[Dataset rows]
• • •

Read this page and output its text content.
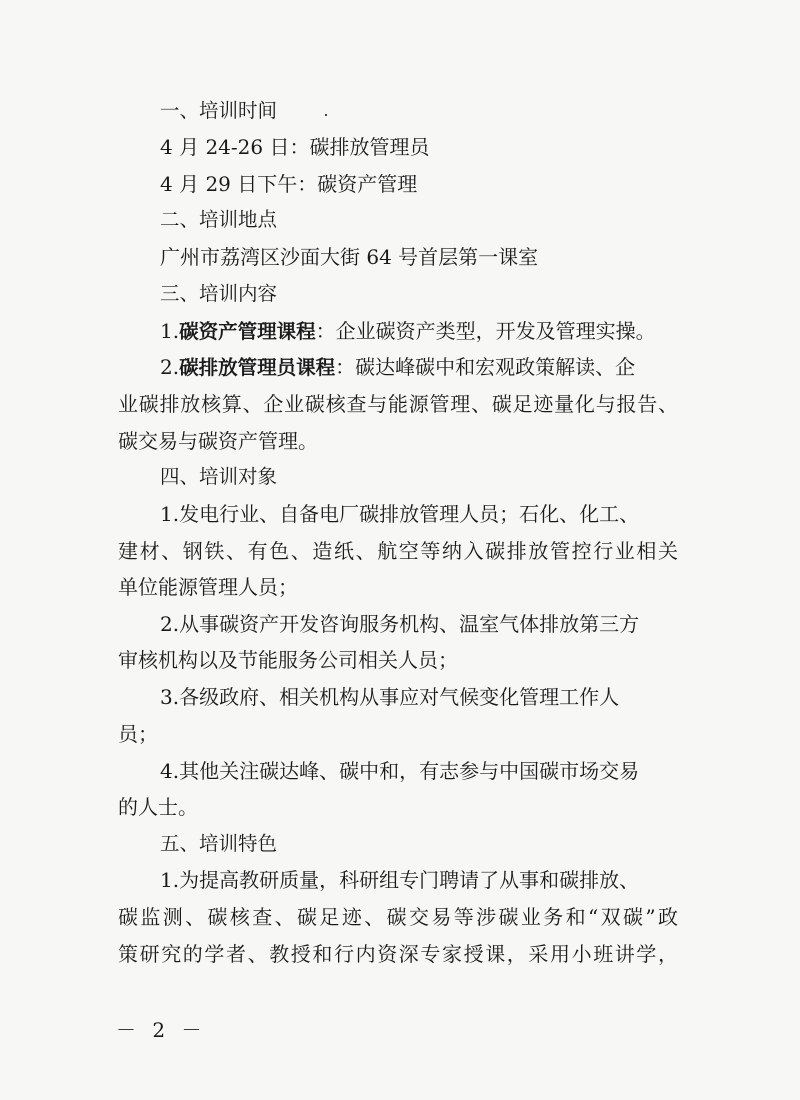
一、培训时间
4 月 24-26 日：碳排放管理员
4 月 29 日下午：碳资产管理
二、培训地点
广州市荔湾区沙面大街 64 号首层第一课室
三、培训内容
1.碳资产管理课程：企业碳资产类型，开发及管理实操。
2.碳排放管理员课程：碳达峰碳中和宏观政策解读、企
业碳排放核算、企业碳核查与能源管理、碳足迹量化与报告、
碳交易与碳资产管理。
四、培训对象
1.发电行业、自备电厂碳排放管理人员；石化、化工、
建材、钢铁、有色、造纸、航空等纳入碳排放管控行业相关
单位能源管理人员；
2.从事碳资产开发咨询服务机构、温室气体排放第三方
审核机构以及节能服务公司相关人员；
3.各级政府、相关机构从事应对气候变化管理工作人
员；
4.其他关注碳达峰、碳中和，有志参与中国碳市场交易
的人士。
五、培训特色
1.为提高教研质量，科研组专门聘请了从事和碳排放、
碳监测、碳核查、碳足迹、碳交易等涉碳业务和“双碳”政
策研究的学者、教授和行内资深专家授课，采用小班讲学，
－ 2 －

• • •

- **WHAT IS ASKED**:
Omit every picture, and otherwise quote the entries exactly.

- **TASK OUTPUT**:
Read this page and output its text content.
一、培训时间
4 月 24-26 日：碳排放管理员
4 月 29 日下午：碳资产管理
二、培训地点
广州市荔湾区沙面大街 64 号首层第一课室
三、培训内容
1.碳资产管理课程：企业碳资产类型，开发及管理实操。
2.碳排放管理员课程：碳达峰碳中和宏观政策解读、企
业碳排放核算、企业碳核查与能源管理、碳足迹量化与报告、
碳交易与碳资产管理。
四、培训对象
1.发电行业、自备电厂碳排放管理人员；石化、化工、
建材、钢铁、有色、造纸、航空等纳入碳排放管控行业相关
单位能源管理人员；
2.从事碳资产开发咨询服务机构、温室气体排放第三方
审核机构以及节能服务公司相关人员；
3.各级政府、相关机构从事应对气候变化管理工作人
员；
4.其他关注碳达峰、碳中和，有志参与中国碳市场交易
的人士。
五、培训特色
1.为提高教研质量，科研组专门聘请了从事和碳排放、
碳监测、碳核查、碳足迹、碳交易等涉碳业务和“双碳”政
策研究的学者、教授和行内资深专家授课，采用小班讲学，
－ 2 －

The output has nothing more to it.